**** RECORDED INFORMATION

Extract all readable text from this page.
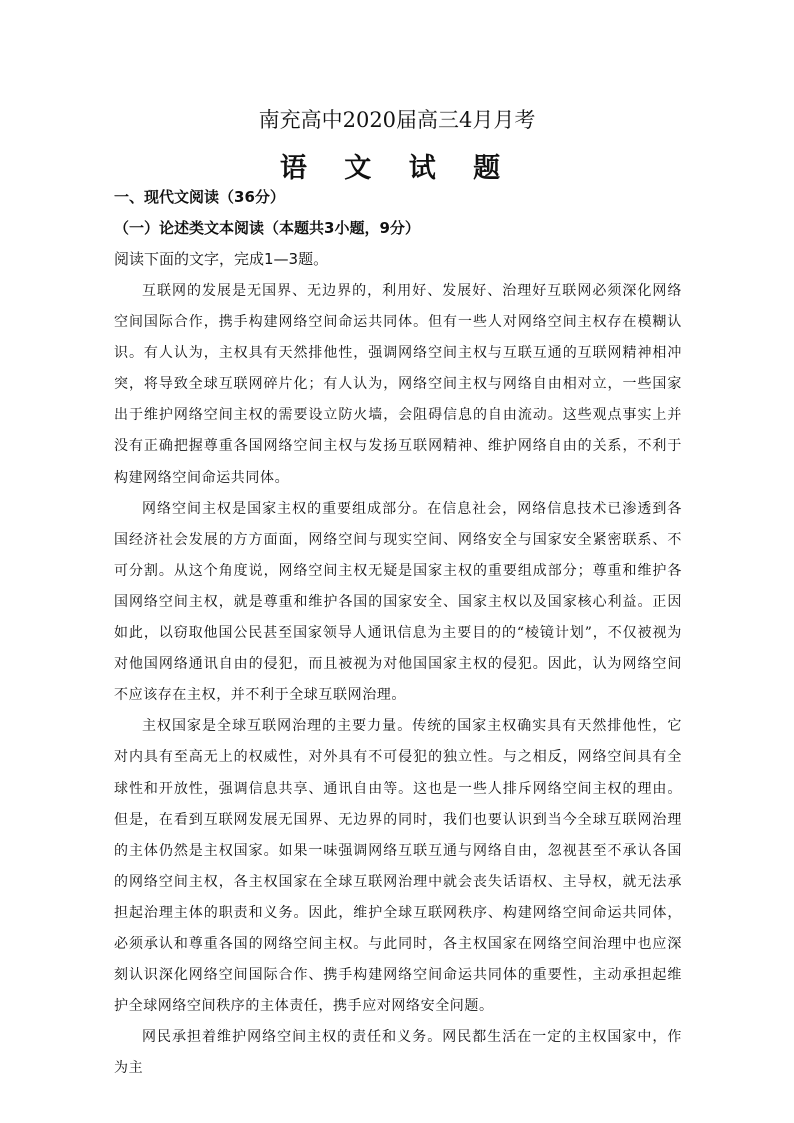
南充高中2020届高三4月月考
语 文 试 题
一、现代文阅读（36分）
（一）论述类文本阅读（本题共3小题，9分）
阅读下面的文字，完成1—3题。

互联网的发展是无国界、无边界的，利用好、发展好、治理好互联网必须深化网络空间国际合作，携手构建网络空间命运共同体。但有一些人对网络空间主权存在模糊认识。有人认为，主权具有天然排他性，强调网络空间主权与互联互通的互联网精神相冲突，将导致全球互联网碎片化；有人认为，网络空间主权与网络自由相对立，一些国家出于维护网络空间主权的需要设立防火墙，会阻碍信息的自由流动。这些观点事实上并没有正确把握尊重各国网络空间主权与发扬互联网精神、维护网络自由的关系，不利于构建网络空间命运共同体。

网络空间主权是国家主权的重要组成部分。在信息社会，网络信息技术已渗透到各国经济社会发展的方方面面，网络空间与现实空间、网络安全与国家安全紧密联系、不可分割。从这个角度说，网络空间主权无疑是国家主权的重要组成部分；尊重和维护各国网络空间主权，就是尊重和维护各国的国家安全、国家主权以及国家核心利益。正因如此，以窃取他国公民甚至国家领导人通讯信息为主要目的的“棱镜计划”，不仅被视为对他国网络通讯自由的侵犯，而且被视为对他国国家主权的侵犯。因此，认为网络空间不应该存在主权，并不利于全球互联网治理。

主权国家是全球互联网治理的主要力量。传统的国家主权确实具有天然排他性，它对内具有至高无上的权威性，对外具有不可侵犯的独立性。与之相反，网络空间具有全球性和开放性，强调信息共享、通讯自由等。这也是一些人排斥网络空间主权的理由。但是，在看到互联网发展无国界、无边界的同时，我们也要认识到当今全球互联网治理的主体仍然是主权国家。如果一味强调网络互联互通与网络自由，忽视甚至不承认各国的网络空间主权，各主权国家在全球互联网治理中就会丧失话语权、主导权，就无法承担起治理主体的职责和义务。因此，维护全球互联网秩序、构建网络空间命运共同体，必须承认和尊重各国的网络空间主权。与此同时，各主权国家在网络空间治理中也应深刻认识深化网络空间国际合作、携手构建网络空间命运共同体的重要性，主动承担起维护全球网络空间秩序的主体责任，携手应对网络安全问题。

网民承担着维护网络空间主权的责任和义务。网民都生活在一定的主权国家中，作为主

********
**** RECORDED INFORMATION

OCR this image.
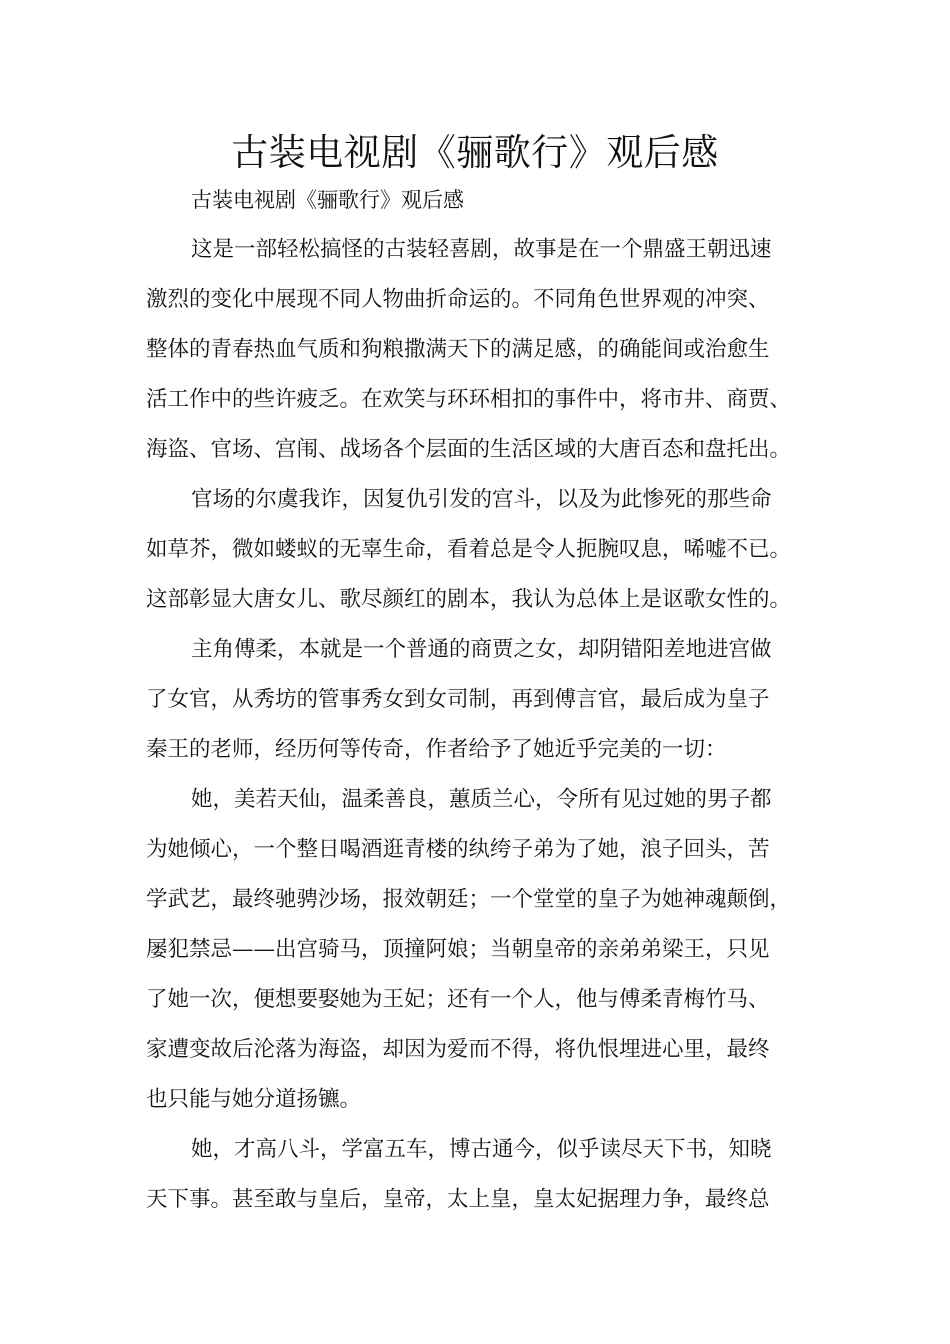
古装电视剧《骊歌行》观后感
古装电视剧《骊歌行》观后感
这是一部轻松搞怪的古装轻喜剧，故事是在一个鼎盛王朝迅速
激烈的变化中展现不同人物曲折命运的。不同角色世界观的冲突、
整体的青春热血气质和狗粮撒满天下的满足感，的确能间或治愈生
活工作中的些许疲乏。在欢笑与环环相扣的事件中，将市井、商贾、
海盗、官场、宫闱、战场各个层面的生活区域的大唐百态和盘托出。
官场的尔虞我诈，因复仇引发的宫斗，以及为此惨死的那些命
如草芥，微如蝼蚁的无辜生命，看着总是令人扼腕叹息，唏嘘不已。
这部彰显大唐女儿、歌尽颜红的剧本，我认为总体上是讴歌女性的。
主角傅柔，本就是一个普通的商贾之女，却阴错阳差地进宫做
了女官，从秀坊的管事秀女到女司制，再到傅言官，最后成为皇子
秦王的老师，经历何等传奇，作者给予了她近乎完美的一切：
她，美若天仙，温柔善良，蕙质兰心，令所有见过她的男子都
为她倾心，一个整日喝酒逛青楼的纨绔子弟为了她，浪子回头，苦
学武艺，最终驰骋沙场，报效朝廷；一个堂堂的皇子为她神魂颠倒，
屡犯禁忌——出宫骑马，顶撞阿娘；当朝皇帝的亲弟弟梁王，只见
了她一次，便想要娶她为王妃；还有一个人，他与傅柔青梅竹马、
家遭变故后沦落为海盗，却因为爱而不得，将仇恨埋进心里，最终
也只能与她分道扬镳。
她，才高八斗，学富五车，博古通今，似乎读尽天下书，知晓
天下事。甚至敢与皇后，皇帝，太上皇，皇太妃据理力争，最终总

********

● **EXERCISE TASK**
Return the lines of the records that include the string "this".

● **FULL OUTPUT**
Extract all readable text from this page.
OCR this image.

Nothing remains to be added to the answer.